= EXERCISE AIM =
Output every entry exactly, from the first line to the last.

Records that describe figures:
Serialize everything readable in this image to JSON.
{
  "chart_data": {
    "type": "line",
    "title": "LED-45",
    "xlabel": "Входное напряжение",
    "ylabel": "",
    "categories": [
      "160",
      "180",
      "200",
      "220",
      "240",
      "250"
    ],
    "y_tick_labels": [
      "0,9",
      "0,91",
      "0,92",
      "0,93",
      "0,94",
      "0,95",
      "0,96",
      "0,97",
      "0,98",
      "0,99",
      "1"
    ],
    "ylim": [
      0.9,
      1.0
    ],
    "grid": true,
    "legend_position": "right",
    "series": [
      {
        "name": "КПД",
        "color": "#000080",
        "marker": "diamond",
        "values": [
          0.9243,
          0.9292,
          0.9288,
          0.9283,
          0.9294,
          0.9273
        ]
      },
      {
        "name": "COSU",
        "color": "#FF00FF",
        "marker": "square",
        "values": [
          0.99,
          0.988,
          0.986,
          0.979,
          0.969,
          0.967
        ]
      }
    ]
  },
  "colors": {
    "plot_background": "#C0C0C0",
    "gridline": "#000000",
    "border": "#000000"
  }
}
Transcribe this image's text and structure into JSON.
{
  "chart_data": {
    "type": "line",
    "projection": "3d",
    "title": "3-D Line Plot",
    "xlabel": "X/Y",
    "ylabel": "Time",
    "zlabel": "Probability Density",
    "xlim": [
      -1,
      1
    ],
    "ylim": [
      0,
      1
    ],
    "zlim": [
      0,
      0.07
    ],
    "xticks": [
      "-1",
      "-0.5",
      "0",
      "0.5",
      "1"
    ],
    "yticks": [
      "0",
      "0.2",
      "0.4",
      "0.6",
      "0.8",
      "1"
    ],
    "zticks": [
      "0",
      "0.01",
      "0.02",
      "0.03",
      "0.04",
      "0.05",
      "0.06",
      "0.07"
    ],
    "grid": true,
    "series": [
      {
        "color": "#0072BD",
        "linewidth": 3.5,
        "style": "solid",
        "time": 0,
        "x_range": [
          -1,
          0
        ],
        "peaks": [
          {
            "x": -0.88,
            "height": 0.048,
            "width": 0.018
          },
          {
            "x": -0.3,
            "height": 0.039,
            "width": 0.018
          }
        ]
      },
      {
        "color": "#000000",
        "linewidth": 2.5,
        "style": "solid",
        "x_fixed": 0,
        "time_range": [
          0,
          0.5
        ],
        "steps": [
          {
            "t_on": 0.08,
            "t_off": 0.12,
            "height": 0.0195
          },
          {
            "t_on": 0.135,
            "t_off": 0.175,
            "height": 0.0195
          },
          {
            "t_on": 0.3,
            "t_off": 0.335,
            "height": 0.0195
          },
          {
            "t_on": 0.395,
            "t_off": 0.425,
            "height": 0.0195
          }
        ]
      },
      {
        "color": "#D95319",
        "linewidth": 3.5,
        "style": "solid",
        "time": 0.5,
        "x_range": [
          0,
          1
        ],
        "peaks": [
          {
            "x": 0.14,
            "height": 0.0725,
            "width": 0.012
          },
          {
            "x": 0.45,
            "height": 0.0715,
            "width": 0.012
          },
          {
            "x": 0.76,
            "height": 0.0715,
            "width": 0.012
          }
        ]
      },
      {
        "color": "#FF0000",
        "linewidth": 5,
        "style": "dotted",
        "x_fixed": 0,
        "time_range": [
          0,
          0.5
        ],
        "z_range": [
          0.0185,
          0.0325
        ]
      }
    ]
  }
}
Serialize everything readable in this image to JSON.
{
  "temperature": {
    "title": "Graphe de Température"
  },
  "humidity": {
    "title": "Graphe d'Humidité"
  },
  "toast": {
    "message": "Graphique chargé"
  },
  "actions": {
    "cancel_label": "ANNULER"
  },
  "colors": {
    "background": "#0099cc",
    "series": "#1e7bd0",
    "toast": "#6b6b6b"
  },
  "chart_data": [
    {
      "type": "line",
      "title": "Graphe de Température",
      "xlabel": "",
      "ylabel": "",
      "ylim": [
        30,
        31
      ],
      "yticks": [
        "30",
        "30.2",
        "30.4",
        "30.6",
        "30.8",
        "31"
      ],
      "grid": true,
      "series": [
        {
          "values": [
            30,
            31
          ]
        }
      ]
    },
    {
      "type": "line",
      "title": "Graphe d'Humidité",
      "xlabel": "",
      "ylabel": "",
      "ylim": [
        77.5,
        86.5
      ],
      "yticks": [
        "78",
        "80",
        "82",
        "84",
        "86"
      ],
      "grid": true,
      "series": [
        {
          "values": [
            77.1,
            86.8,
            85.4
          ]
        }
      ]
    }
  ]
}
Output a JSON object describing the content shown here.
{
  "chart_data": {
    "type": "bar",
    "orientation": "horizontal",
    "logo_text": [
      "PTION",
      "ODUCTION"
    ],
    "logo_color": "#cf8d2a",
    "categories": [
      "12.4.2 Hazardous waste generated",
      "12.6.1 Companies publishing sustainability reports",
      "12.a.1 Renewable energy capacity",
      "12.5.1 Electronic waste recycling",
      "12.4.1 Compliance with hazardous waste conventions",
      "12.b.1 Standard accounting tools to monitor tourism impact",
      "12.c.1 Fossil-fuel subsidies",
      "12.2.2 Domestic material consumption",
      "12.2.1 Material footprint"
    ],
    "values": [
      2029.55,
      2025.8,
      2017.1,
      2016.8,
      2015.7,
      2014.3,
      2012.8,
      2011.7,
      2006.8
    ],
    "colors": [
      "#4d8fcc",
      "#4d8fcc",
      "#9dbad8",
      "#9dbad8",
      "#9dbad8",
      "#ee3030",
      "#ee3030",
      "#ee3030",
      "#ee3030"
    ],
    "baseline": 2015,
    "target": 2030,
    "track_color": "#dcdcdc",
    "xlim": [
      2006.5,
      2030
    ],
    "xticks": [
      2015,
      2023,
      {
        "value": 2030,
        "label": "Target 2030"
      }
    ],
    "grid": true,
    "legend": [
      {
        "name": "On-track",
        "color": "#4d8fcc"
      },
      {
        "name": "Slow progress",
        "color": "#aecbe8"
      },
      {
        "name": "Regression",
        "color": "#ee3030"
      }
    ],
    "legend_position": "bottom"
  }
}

= EXERCISE ANSWER =
Serialize everything readable in this image to JSON.
{
  "chart_data": {
    "type": "line",
    "title": "LED-45",
    "xlabel": "Входное напряжение",
    "ylabel": "",
    "categories": [
      "160",
      "180",
      "200",
      "220",
      "240",
      "250"
    ],
    "y_tick_labels": [
      "0,9",
      "0,91",
      "0,92",
      "0,93",
      "0,94",
      "0,95",
      "0,96",
      "0,97",
      "0,98",
      "0,99",
      "1"
    ],
    "ylim": [
      0.9,
      1.0
    ],
    "grid": true,
    "legend_position": "right",
    "series": [
      {
        "name": "КПД",
        "color": "#000080",
        "marker": "diamond",
        "values": [
          0.9243,
          0.9292,
          0.9288,
          0.9283,
          0.9294,
          0.9273
        ]
      },
      {
        "name": "COSU",
        "color": "#FF00FF",
        "marker": "square",
        "values": [
          0.99,
          0.988,
          0.986,
          0.979,
          0.969,
          0.967
        ]
      }
    ]
  },
  "colors": {
    "plot_background": "#C0C0C0",
    "gridline": "#000000",
    "border": "#000000"
  }
}
Transcribe this image's text and structure into JSON.
{
  "chart_data": {
    "type": "line",
    "projection": "3d",
    "title": "3-D Line Plot",
    "xlabel": "X/Y",
    "ylabel": "Time",
    "zlabel": "Probability Density",
    "xlim": [
      -1,
      1
    ],
    "ylim": [
      0,
      1
    ],
    "zlim": [
      0,
      0.07
    ],
    "xticks": [
      "-1",
      "-0.5",
      "0",
      "0.5",
      "1"
    ],
    "yticks": [
      "0",
      "0.2",
      "0.4",
      "0.6",
      "0.8",
      "1"
    ],
    "zticks": [
      "0",
      "0.01",
      "0.02",
      "0.03",
      "0.04",
      "0.05",
      "0.06",
      "0.07"
    ],
    "grid": true,
    "series": [
      {
        "color": "#0072BD",
        "linewidth": 3.5,
        "style": "solid",
        "time": 0,
        "x_range": [
          -1,
          0
        ],
        "peaks": [
          {
            "x": -0.88,
            "height": 0.048,
            "width": 0.018
          },
          {
            "x": -0.3,
            "height": 0.039,
            "width": 0.018
          }
        ]
      },
      {
        "color": "#000000",
        "linewidth": 2.5,
        "style": "solid",
        "x_fixed": 0,
        "time_range": [
          0,
          0.5
        ],
        "steps": [
          {
            "t_on": 0.08,
            "t_off": 0.12,
            "height": 0.0195
          },
          {
            "t_on": 0.135,
            "t_off": 0.175,
            "height": 0.0195
          },
          {
            "t_on": 0.3,
            "t_off": 0.335,
            "height": 0.0195
          },
          {
            "t_on": 0.395,
            "t_off": 0.425,
            "height": 0.0195
          }
        ]
      },
      {
        "color": "#D95319",
        "linewidth": 3.5,
        "style": "solid",
        "time": 0.5,
        "x_range": [
          0,
          1
        ],
        "peaks": [
          {
            "x": 0.14,
            "height": 0.0725,
            "width": 0.012
          },
          {
            "x": 0.45,
            "height": 0.0715,
            "width": 0.012
          },
          {
            "x": 0.76,
            "height": 0.0715,
            "width": 0.012
          }
        ]
      },
      {
        "color": "#FF0000",
        "linewidth": 5,
        "style": "dotted",
        "x_fixed": 0,
        "time_range": [
          0,
          0.5
        ],
        "z_range": [
          0.0185,
          0.0325
        ]
      }
    ]
  }
}
Serialize everything readable in this image to JSON.
{
  "temperature": {
    "title": "Graphe de Température"
  },
  "humidity": {
    "title": "Graphe d'Humidité"
  },
  "toast": {
    "message": "Graphique chargé"
  },
  "actions": {
    "cancel_label": "ANNULER"
  },
  "colors": {
    "background": "#0099cc",
    "series": "#1e7bd0",
    "toast": "#6b6b6b"
  },
  "chart_data": [
    {
      "type": "line",
      "title": "Graphe de Température",
      "xlabel": "",
      "ylabel": "",
      "ylim": [
        30,
        31
      ],
      "yticks": [
        "30",
        "30.2",
        "30.4",
        "30.6",
        "30.8",
        "31"
      ],
      "grid": true,
      "series": [
        {
          "values": [
            30,
            31
          ]
        }
      ]
    },
    {
      "type": "line",
      "title": "Graphe d'Humidité",
      "xlabel": "",
      "ylabel": "",
      "ylim": [
        77.5,
        86.5
      ],
      "yticks": [
        "78",
        "80",
        "82",
        "84",
        "86"
      ],
      "grid": true,
      "series": [
        {
          "values": [
            77.1,
            86.8,
            85.4
          ]
        }
      ]
    }
  ]
}
Output a JSON object describing the content shown here.
{
  "chart_data": {
    "type": "bar",
    "orientation": "horizontal",
    "logo_text": [
      "PTION",
      "ODUCTION"
    ],
    "logo_color": "#cf8d2a",
    "categories": [
      "12.4.2 Hazardous waste generated",
      "12.6.1 Companies publishing sustainability reports",
      "12.a.1 Renewable energy capacity",
      "12.5.1 Electronic waste recycling",
      "12.4.1 Compliance with hazardous waste conventions",
      "12.b.1 Standard accounting tools to monitor tourism impact",
      "12.c.1 Fossil-fuel subsidies",
      "12.2.2 Domestic material consumption",
      "12.2.1 Material footprint"
    ],
    "values": [
      2029.55,
      2025.8,
      2017.1,
      2016.8,
      2015.7,
      2014.3,
      2012.8,
      2011.7,
      2006.8
    ],
    "colors": [
      "#4d8fcc",
      "#4d8fcc",
      "#9dbad8",
      "#9dbad8",
      "#9dbad8",
      "#ee3030",
      "#ee3030",
      "#ee3030",
      "#ee3030"
    ],
    "baseline": 2015,
    "target": 2030,
    "track_color": "#dcdcdc",
    "xlim": [
      2006.5,
      2030
    ],
    "xticks": [
      2015,
      2023,
      {
        "value": 2030,
        "label": "Target 2030"
      }
    ],
    "grid": true,
    "legend": [
      {
        "name": "On-track",
        "color": "#4d8fcc"
      },
      {
        "name": "Slow progress",
        "color": "#aecbe8"
      },
      {
        "name": "Regression",
        "color": "#ee3030"
      }
    ],
    "legend_position": "bottom"
  }
}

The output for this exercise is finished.